### INSTRUÇÕES DE TRABALHO
1) Responda, por favor, a estas perguntas com base no excerto sobre declarações para memória futura:
(a) Segundo a convenção citada, por quem deve ser realizada a entrevista com a criança?
(b) Que artigo do Código de Processo Penal prevê a inquirição de declarações para memória futura?
(c) Quem é o autor do estudo recentemente divulgado?
2) Altere o trecho do excerto sobre declarações para memória futura que começa nas palavras "Margarida Sequeira Santos." e termina depois de "das informações transmitidas.", trocando "juiz de instrução" por "magistrado judicial".
3) Escreva a continuação do excerto sobre declarações para memória futura a partir da última frase apresentada.

### EXCERTO DE ORIGEM
----------------

A realização de declarações para memória futura no caso de crianças vítimas de abuso sexual

 

A entrevista com a criança deve ocorrer o mais rápido possível após os fatos serem comunicados às autoridades competentes, em instalações concebidas ou adaptadas para este fim e deve ser realizada por profissionais qualificados para o efeito; todas as entrevistas devem ser gravadas em vídeo e essas gravações podem ser aceites como prova durante a fase de julgamento”.

Convenção do Conselho da Europa 1 para a Proteção das Crianças contra a Exploração Sexual e os Abusos Sexuais (art.35 º).

Margarida Sequeira Santos.

 

 

No âmbito da inquirição de Declarações para Memória Futura (doravante, designadas abreviadamente por DMF), de acordo com o previsto no art.º 271.º do Código de Processo Penal, as crianças vítimas de abuso sexual são sempre ouvidas perante um juiz de instrução, em sede de inquérito, para que o depoimento prestado possa, se necessário, ser tomado em conta no julgamento. Um estudo recentemente divulgado2, da autoria de Carlos Eduardo Peixoto, vem apontar algumas fragilidades à realização deste tipo de inquirição no contexto do sistema judicial português, e coloca em evidência que a natureza das questões é capaz de influenciar a exatidão das informações transmitidas.

----------------

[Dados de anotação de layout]

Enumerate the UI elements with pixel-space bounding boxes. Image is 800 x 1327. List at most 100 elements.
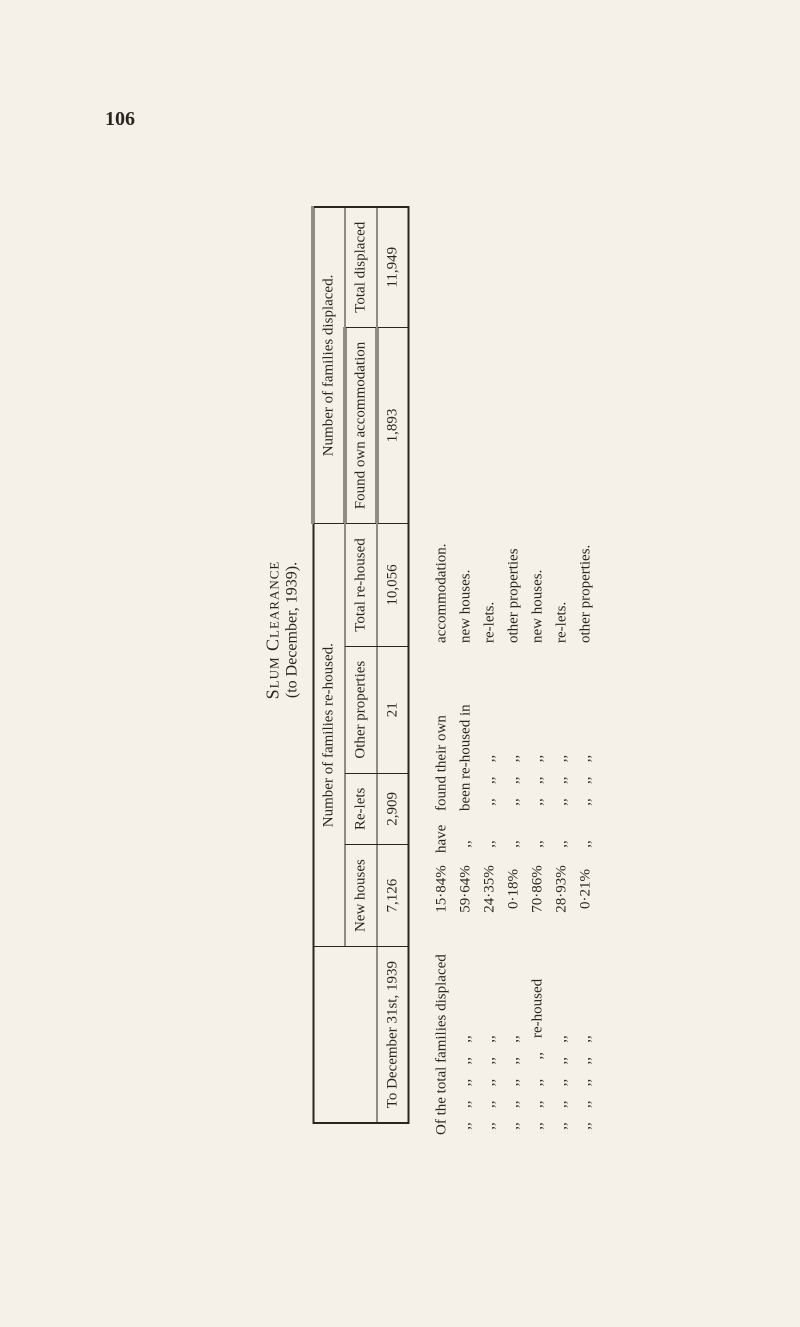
ditto-mark: ,, bbox=[574, 835, 598, 853]
note-line-1: Of the total families displaced 15·84% h… bbox=[430, 155, 454, 1135]
group-displaced: Number of families displaced. bbox=[313, 207, 345, 524]
ditto-mark: ,, bbox=[502, 1117, 526, 1135]
ditto-mark: ,, bbox=[502, 1030, 526, 1048]
notes-block: Of the total families displaced 15·84% h… bbox=[430, 155, 598, 1135]
note-desc: new houses. bbox=[526, 503, 550, 643]
ditto-mark: ,, bbox=[478, 1074, 502, 1092]
ditto-mark: ,, bbox=[478, 1052, 502, 1070]
ditto-mark: ,, bbox=[502, 835, 526, 853]
ditto-mark: ,, bbox=[502, 750, 526, 768]
note-pct: 0·21% bbox=[574, 861, 598, 917]
ditto-mark: ,, bbox=[526, 1095, 550, 1113]
ditto-mark: ,, bbox=[574, 1052, 598, 1070]
ditto-mark: ,, bbox=[502, 1095, 526, 1113]
col-total-displaced: Total displaced bbox=[345, 207, 377, 328]
cell-date: To December 31st, 1939 bbox=[377, 947, 409, 1124]
ditto-mark: ,, bbox=[526, 835, 550, 853]
ditto-mark: ,, bbox=[502, 1074, 526, 1092]
ditto-mark: ,, bbox=[454, 1117, 478, 1135]
col-found-own: Found own accommodation bbox=[345, 327, 377, 523]
ditto-mark: ,, bbox=[550, 793, 574, 811]
cell-new-houses: 7,126 bbox=[377, 845, 409, 947]
note-line-6: ,, ,, ,, ,, ,, 28·93% ,, ,, ,, ,, re-let… bbox=[550, 155, 574, 1135]
note-have-ditto: ,, bbox=[574, 819, 598, 853]
note-desc: new houses. bbox=[454, 503, 478, 643]
note-have-ditto: ,, bbox=[526, 819, 550, 853]
ditto-mark: ,, bbox=[526, 793, 550, 811]
ditto-mark: ,, bbox=[550, 1030, 574, 1048]
note-verb-dittos: ,, ,, ,, bbox=[502, 651, 526, 811]
ditto-mark: ,, bbox=[454, 1052, 478, 1070]
clearance-table: Number of families re-housed. Number of … bbox=[312, 206, 410, 1125]
note-pct: 15·84% bbox=[430, 861, 454, 917]
ditto-mark: ,, bbox=[502, 771, 526, 789]
ditto-mark: ,, bbox=[574, 771, 598, 789]
ditto-mark: ,, bbox=[550, 1074, 574, 1092]
note-have-ditto: ,, bbox=[550, 819, 574, 853]
note-prefix-dittos: ,, ,, ,, ,, ,, bbox=[550, 925, 574, 1135]
title-block: Slum Clearance (to December, 1939). bbox=[263, 155, 302, 1105]
note-pct: 59·64% bbox=[454, 861, 478, 917]
cell-total-rehoused: 10,056 bbox=[377, 524, 409, 647]
title-sub: (to December, 1939). bbox=[284, 155, 302, 1105]
cell-total-displaced: 11,949 bbox=[377, 207, 409, 328]
ditto-mark: ,, bbox=[454, 835, 478, 853]
ditto-mark: ,, bbox=[478, 1095, 502, 1113]
col-new-houses: New houses bbox=[345, 845, 377, 947]
ditto-mark: ,, bbox=[478, 1030, 502, 1048]
col-total-rehoused: Total re-housed bbox=[345, 524, 377, 647]
col-other-props: Other properties bbox=[345, 646, 377, 773]
ditto-mark: ,, bbox=[526, 1042, 550, 1070]
title-main: Slum Clearance bbox=[263, 155, 284, 1105]
ditto-mark: ,, bbox=[574, 1074, 598, 1092]
group-rehoused: Number of families re-housed. bbox=[313, 524, 345, 947]
cell-other-props: 21 bbox=[377, 646, 409, 773]
ditto-mark: ,, bbox=[526, 1074, 550, 1092]
note-desc: other properties bbox=[502, 503, 526, 643]
note-have-ditto: ,, bbox=[478, 819, 502, 853]
note-verb: found their own bbox=[430, 651, 454, 811]
ditto-mark: ,, bbox=[574, 1030, 598, 1048]
table-row: To December 31st, 1939 7,126 2,909 21 10… bbox=[377, 207, 409, 1124]
ditto-mark: ,, bbox=[454, 1095, 478, 1113]
note-verb-dittos: ,, ,, ,, bbox=[574, 651, 598, 811]
note-pct: 28·93% bbox=[550, 861, 574, 917]
ditto-mark: ,, bbox=[526, 771, 550, 789]
note-prefix-dittos: ,, ,, ,, ,, ,, bbox=[478, 925, 502, 1135]
ditto-mark: ,, bbox=[526, 1117, 550, 1135]
col-re-lets: Re-lets bbox=[345, 773, 377, 845]
note-line-7: ,, ,, ,, ,, ,, 0·21% ,, ,, ,, ,, other p… bbox=[574, 155, 598, 1135]
cell-re-lets: 2,909 bbox=[377, 773, 409, 845]
page-number: 106 bbox=[105, 108, 135, 131]
ditto-mark: ,, bbox=[574, 1095, 598, 1113]
note-have-ditto: ,, bbox=[502, 819, 526, 853]
note-verb-dittos: ,, ,, ,, bbox=[478, 651, 502, 811]
ditto-mark: ,, bbox=[550, 835, 574, 853]
ditto-mark: ,, bbox=[550, 1052, 574, 1070]
cell-found-own: 1,893 bbox=[377, 327, 409, 523]
note-action: re-housed bbox=[526, 968, 550, 1038]
ditto-mark: ,, bbox=[550, 771, 574, 789]
note-have-ditto: ,, bbox=[454, 819, 478, 853]
ditto-mark: ,, bbox=[574, 1117, 598, 1135]
note-desc: re-lets. bbox=[550, 503, 574, 643]
ditto-mark: ,, bbox=[526, 750, 550, 768]
ditto-mark: ,, bbox=[502, 1052, 526, 1070]
note-line-2: ,, ,, ,, ,, ,, 59·64% ,, been re-housed … bbox=[454, 155, 478, 1135]
ditto-mark: ,, bbox=[550, 1117, 574, 1135]
note-desc: accommodation. bbox=[430, 503, 454, 643]
note-line-5: ,, ,, ,, ,, re-housed 70·86% ,, ,, ,, ,,… bbox=[526, 155, 550, 1135]
note-prefix: Of the total families displaced bbox=[430, 925, 454, 1135]
note-line-3: ,, ,, ,, ,, ,, 24·35% ,, ,, ,, ,, re-let… bbox=[478, 155, 502, 1135]
ditto-mark: ,, bbox=[478, 771, 502, 789]
note-pct: 0·18% bbox=[502, 861, 526, 917]
ditto-mark: ,, bbox=[574, 750, 598, 768]
note-desc: other properties. bbox=[574, 503, 598, 643]
note-pct: 24·35% bbox=[478, 861, 502, 917]
ditto-mark: ,, bbox=[454, 1030, 478, 1048]
note-prefix-dittos: ,, ,, ,, ,, ,, bbox=[454, 925, 478, 1135]
ditto-mark: ,, bbox=[478, 1117, 502, 1135]
note-verb-dittos: ,, ,, ,, bbox=[550, 651, 574, 811]
note-prefix-dittos: ,, ,, ,, ,, ,, bbox=[502, 925, 526, 1135]
note-verb: been re-housed in bbox=[454, 651, 478, 811]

----------------

### RESPOSTAS
1)
(a) Por profissionais qualificados para o efeito.
(b) O art.º 271.º.
(c) Carlos Eduardo Peixoto.

2)
Margarida Sequeira Santos.

 

 

No âmbito da inquirição de Declarações para Memória Futura (doravante, designadas abreviadamente por DMF), de acordo com o previsto no art.º 271.º do Código de Processo Penal, as crianças vítimas de abuso sexual são sempre ouvidas perante um magistrado judicial, em sede de inquérito, para que o depoimento prestado possa, se necessário, ser tomado em conta no julgamento. Um estudo recentemente divulgado2, da autoria de Carlos Eduardo Peixoto, vem apontar algumas fragilidades à realização deste tipo de inquirição no contexto do sistema judicial português, e coloca em evidência que a natureza das questões é capaz de influenciar a exatidão das informações transmitidas.

3)
 

Segundo dados deste estudo, na realização das DMF a crianças vítimas de abuso sexual a colocação de perguntas designadas “option-posing” (aquelas que focalizam determinados aspetos, ainda não mencionados pela criança, e que obrigam necessariamente a respostas como "sim/não" ou de escolha forçada – por exemplo, "ele tocou no teu corpo?" ou "isso aconteceu antes ou depois da escola?") parecem caracterizar a abordagem adotada pelos profissionais de direito. O seu uso excessivo indica que este tipo de questões funciona como meio de confirmação/validação das provas existentes, a que os juízes têm acesso previamente, e não propriamente como um método de investigação. Segundo as orientações profissionais a nível mundial, só deveriam ser utilizadas para obter detalhes cruciais numa fase final da inquirição. Ao invés, são dadas poucas oportunidades às crianças de responder a solicitações de natureza aberta, perguntas designadas “invitation”, (por exemplo, "diz o que aconteceu" ou "conta tudo sobre..."), as quais são, normalmente, utilizadas por psicólogos, cuja participação nas DMF apresenta uma expressão reduzida.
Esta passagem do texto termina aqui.